What you need to do:
From the records below, copy every line that contains the word "Signatory".

Supplied entries:
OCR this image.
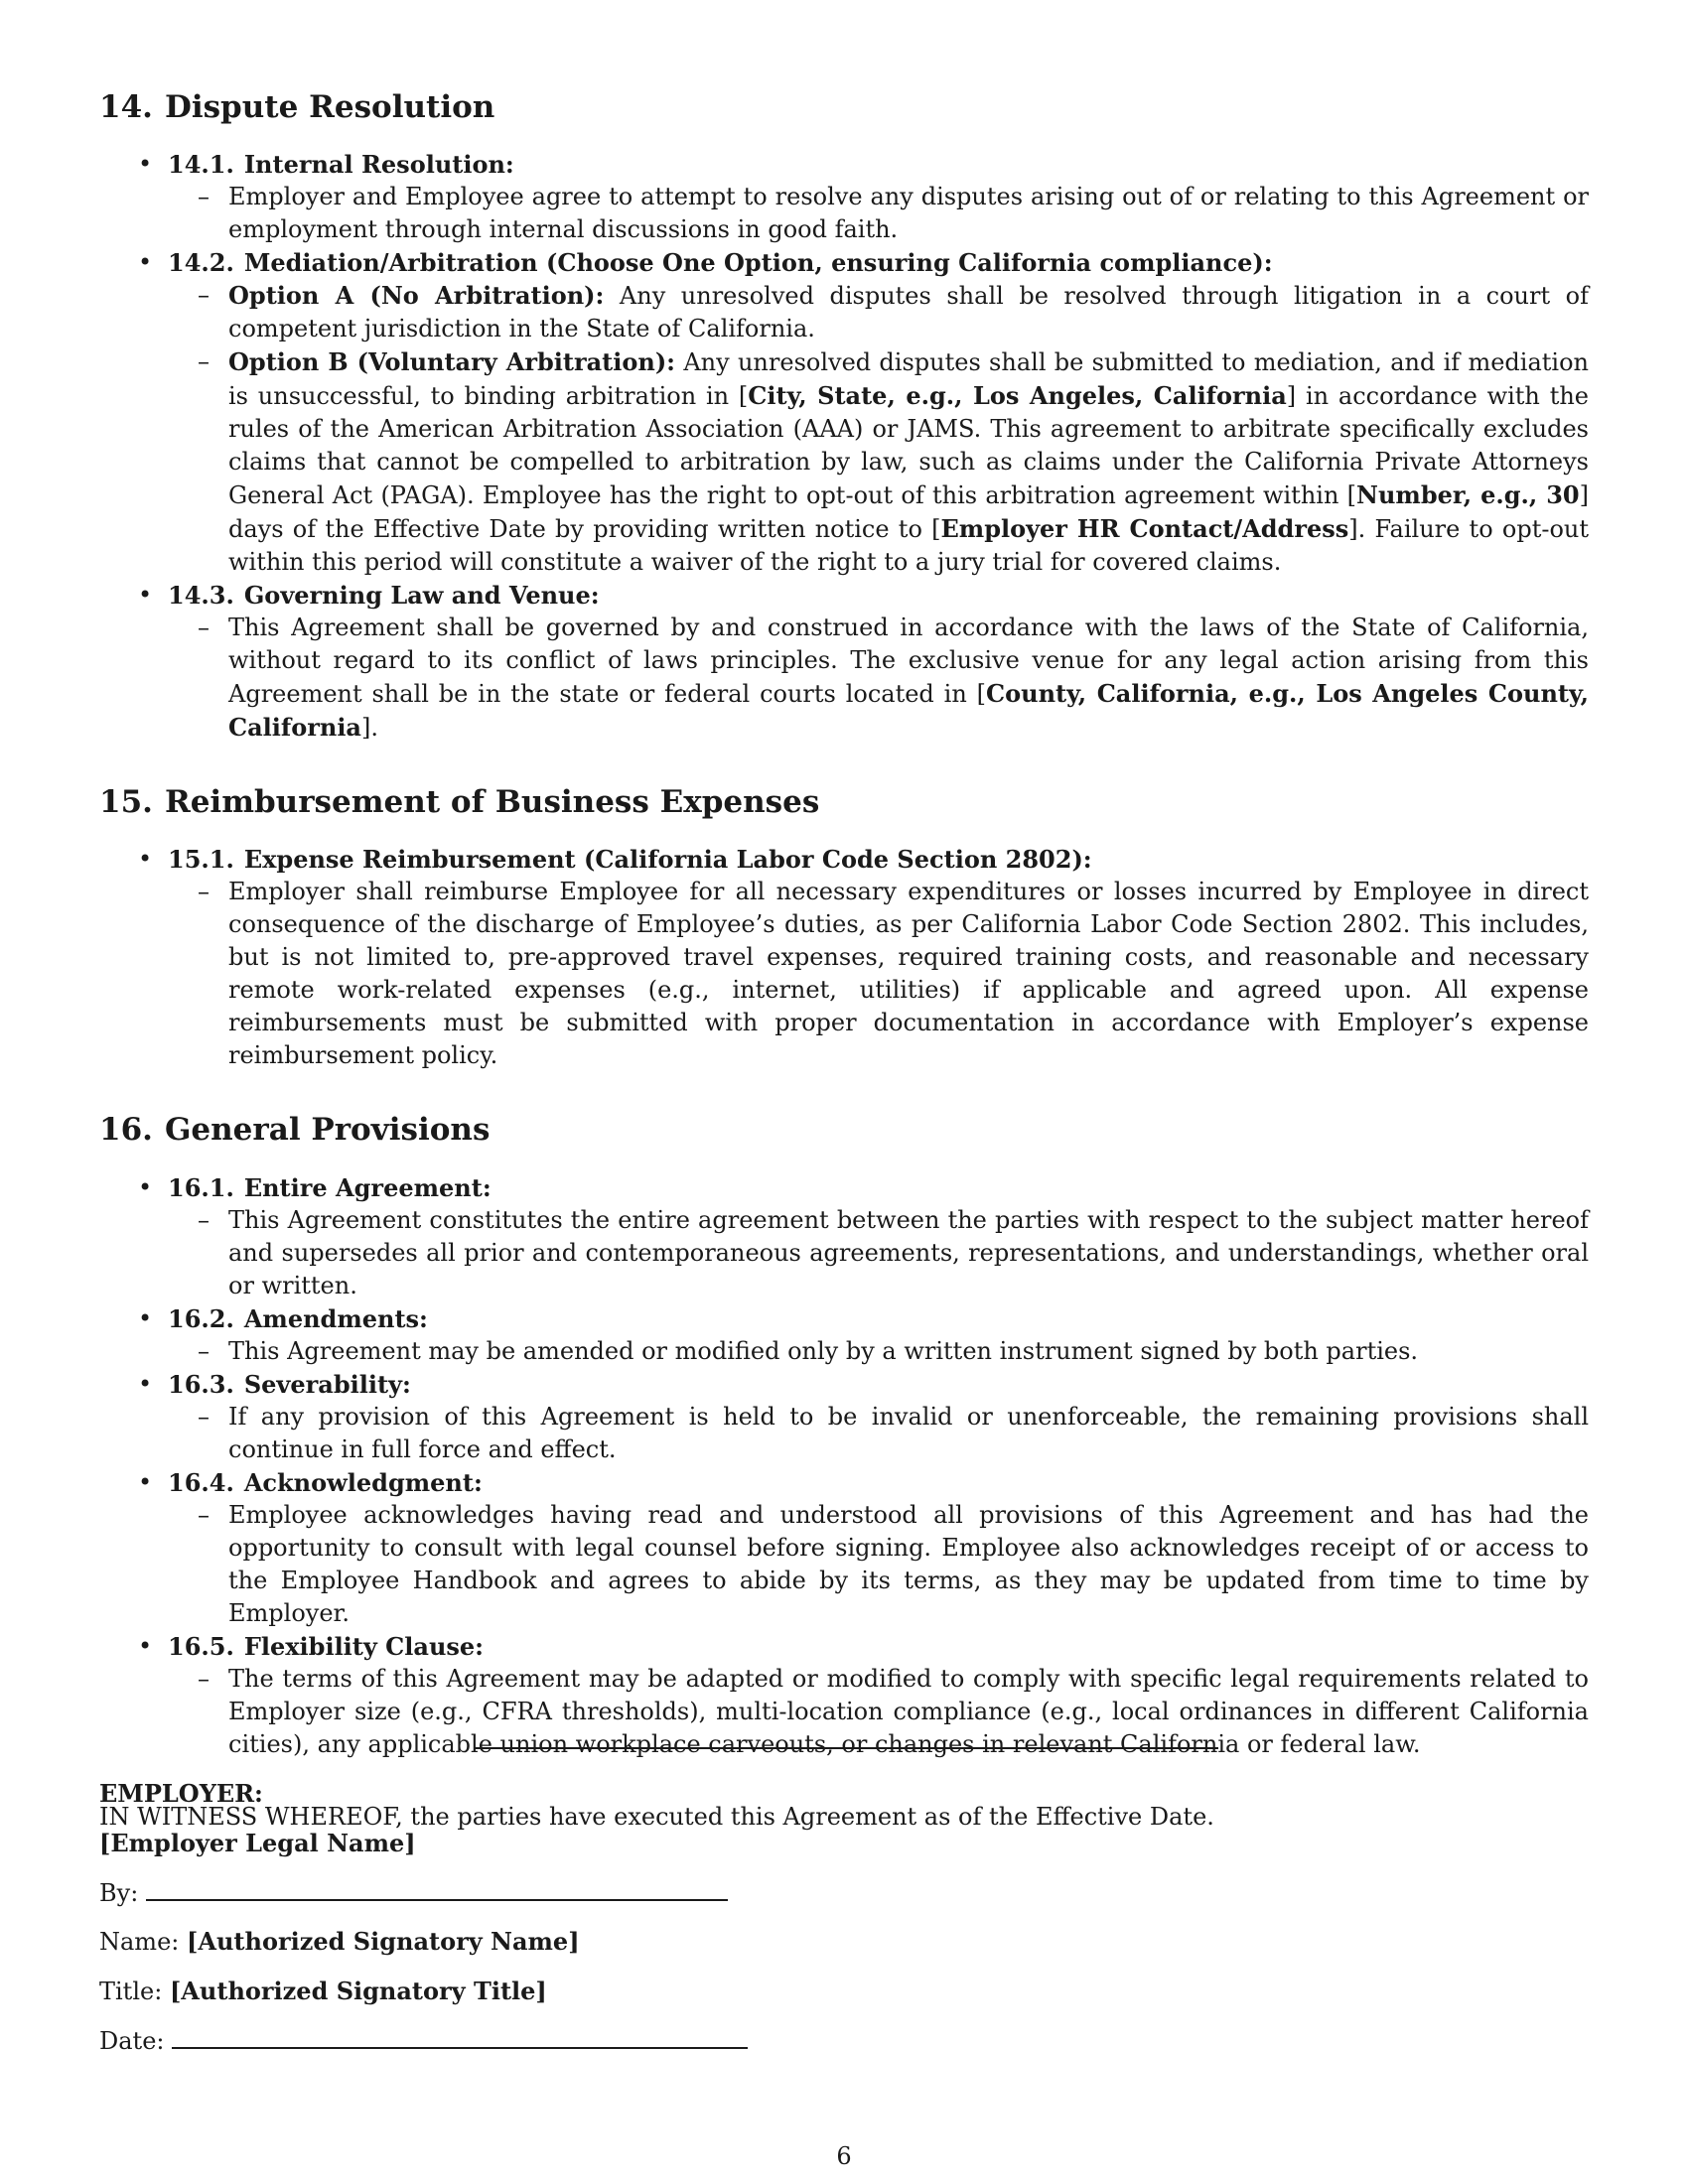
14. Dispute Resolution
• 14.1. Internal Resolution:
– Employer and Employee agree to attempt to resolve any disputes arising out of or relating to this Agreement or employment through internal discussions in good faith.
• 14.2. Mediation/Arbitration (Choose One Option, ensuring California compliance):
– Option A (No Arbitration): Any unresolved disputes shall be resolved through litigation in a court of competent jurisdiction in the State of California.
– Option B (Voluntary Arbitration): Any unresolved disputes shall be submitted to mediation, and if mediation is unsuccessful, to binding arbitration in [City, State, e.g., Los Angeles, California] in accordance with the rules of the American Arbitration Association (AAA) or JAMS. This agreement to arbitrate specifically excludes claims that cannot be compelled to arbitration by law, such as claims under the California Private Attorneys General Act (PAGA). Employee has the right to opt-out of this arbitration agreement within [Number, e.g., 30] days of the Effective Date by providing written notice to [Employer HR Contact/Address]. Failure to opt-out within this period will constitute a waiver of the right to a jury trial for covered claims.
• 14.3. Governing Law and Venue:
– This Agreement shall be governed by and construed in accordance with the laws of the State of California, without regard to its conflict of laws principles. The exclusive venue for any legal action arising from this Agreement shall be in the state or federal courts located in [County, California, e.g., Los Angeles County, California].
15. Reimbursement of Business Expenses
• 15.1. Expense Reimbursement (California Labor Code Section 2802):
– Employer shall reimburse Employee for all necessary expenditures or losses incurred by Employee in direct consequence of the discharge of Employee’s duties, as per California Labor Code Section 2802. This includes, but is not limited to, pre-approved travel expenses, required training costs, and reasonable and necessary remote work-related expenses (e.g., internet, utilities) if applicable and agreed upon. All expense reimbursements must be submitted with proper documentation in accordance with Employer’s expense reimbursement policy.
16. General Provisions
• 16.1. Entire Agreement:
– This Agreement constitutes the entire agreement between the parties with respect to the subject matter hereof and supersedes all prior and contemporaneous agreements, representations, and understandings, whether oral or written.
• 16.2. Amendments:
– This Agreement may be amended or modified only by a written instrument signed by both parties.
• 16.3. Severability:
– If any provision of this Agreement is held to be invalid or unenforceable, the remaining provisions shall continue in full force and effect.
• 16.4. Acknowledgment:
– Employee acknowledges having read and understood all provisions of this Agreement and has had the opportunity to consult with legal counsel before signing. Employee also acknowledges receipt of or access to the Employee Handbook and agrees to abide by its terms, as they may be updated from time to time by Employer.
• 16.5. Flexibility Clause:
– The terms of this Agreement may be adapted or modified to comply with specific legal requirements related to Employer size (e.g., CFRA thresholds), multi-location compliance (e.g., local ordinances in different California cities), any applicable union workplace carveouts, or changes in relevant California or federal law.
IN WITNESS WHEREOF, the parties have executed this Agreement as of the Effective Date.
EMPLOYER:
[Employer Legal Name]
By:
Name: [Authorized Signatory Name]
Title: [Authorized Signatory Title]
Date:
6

Solution to the problem:
Name: [Authorized Signatory Name]
Title: [Authorized Signatory Title]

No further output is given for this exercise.